Records about charts and figures:
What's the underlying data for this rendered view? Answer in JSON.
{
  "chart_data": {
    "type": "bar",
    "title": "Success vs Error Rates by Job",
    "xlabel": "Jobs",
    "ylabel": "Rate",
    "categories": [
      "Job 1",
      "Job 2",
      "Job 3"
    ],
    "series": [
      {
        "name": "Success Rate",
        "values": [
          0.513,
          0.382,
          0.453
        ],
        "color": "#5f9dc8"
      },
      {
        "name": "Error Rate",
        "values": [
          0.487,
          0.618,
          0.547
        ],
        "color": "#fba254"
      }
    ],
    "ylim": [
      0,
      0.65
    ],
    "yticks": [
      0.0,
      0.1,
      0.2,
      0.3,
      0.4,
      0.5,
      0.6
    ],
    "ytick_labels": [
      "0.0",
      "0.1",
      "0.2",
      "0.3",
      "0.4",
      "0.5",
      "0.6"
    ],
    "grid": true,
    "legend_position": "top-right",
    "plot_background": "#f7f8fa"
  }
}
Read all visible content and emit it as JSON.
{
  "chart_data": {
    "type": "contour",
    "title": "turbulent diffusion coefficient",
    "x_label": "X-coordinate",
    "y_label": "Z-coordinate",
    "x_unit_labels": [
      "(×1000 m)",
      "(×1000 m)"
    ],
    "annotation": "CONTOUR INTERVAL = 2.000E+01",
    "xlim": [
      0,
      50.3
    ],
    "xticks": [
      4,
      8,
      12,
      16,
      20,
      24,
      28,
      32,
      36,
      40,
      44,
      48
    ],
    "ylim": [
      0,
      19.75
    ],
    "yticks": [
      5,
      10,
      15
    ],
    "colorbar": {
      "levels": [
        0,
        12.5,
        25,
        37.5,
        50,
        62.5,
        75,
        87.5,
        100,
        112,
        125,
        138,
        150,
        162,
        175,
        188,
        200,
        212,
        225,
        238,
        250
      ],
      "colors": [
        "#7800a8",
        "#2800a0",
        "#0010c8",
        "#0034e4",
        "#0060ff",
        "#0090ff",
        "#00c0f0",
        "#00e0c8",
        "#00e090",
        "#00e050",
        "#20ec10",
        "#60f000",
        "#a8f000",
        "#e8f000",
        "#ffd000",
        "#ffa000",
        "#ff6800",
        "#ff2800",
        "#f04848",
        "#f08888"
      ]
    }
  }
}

> Exercise requirements:
Select every line in the material above where the string "coordinate" occurs, and copy it.

> Response below:
    "x_label": "X-coordinate",
    "y_label": "Z-coordinate",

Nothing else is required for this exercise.